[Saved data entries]
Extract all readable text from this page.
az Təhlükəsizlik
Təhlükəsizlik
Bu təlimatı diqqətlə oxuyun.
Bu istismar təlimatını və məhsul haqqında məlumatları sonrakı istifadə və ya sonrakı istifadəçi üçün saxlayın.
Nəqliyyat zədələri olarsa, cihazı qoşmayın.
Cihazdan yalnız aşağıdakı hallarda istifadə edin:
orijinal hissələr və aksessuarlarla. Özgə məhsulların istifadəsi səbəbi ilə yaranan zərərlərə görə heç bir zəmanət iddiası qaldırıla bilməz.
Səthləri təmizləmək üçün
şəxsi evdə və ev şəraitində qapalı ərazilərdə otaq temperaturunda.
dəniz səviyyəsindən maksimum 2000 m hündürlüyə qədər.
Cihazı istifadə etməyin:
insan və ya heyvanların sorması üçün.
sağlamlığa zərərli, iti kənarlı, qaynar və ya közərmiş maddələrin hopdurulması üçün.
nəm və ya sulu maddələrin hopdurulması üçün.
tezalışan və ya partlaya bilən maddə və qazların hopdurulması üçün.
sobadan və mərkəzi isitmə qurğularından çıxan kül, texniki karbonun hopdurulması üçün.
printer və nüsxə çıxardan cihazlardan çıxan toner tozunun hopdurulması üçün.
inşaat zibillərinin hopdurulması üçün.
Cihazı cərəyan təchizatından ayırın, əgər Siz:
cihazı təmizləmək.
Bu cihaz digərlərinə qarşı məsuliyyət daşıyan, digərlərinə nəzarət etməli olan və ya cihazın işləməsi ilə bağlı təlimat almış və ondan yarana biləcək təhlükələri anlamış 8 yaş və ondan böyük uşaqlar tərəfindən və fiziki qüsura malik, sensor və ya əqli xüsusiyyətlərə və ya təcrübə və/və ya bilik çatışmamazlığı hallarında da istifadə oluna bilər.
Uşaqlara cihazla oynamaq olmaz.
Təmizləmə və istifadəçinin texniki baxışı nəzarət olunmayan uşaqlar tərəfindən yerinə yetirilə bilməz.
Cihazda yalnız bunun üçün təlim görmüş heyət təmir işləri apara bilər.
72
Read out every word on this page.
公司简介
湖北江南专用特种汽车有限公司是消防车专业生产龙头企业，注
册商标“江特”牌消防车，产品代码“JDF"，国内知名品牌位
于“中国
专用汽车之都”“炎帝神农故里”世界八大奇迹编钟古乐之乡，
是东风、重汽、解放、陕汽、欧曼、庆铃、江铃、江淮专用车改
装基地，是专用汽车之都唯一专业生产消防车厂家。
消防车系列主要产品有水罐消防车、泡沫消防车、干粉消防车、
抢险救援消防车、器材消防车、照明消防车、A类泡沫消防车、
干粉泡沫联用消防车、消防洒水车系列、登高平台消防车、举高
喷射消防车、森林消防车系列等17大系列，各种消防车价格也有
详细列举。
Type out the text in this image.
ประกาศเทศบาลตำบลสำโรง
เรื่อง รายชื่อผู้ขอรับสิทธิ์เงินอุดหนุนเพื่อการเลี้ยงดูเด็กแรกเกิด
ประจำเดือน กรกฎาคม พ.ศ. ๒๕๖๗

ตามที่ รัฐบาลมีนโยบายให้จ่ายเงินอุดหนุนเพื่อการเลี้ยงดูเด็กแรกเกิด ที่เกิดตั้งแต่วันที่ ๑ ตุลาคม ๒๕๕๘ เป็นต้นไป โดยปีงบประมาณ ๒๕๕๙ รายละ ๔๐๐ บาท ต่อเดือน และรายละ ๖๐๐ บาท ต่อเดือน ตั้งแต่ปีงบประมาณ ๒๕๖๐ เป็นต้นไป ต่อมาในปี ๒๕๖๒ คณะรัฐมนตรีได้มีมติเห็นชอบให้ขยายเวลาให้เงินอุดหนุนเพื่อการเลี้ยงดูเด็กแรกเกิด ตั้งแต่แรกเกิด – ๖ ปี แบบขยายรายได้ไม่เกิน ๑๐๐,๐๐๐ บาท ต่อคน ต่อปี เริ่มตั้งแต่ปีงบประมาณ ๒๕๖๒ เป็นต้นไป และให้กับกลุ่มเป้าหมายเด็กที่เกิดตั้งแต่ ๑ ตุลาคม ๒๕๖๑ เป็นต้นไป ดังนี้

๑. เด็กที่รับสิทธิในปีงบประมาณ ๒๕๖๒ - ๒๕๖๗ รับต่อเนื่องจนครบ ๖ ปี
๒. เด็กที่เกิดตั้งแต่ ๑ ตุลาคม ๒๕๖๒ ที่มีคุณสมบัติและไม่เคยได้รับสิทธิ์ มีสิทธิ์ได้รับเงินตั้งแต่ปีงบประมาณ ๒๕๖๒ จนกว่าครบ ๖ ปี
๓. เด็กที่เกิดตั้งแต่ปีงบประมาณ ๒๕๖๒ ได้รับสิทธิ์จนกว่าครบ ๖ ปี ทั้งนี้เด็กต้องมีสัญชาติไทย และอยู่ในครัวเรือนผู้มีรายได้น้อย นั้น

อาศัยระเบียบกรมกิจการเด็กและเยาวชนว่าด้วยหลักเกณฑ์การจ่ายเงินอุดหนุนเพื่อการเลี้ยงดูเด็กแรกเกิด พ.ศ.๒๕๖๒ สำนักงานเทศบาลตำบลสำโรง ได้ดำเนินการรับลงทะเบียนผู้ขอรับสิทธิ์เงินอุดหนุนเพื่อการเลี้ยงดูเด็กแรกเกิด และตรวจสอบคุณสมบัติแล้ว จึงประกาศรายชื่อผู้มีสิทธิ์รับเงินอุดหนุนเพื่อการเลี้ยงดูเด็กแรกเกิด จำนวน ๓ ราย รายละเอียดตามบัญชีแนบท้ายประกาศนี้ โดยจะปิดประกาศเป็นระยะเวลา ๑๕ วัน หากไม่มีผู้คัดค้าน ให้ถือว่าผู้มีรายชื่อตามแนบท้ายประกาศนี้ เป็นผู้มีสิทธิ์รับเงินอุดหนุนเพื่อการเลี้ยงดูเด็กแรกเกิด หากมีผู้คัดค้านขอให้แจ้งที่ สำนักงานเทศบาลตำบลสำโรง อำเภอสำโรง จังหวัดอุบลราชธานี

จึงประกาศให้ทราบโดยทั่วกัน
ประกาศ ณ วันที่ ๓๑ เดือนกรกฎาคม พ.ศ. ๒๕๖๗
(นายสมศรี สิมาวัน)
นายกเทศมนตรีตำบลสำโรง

• **Directive**: Show the lines that mention the word "hopdurulması".

• **Reply**:
sağlamlığa zərərli, iti kənarlı, qaynar və ya közərmiş maddələrin hopdurulması üçün.
nəm və ya sulu maddələrin hopdurulması üçün.
tezalışan və ya partlaya bilən maddə və qazların hopdurulması üçün.
sobadan və mərkəzi isitmə qurğularından çıxan kül, texniki karbonun hopdurulması üçün.
printer və nüsxə çıxardan cihazlardan çıxan toner tozunun hopdurulması üçün.
inşaat zibillərinin hopdurulması üçün.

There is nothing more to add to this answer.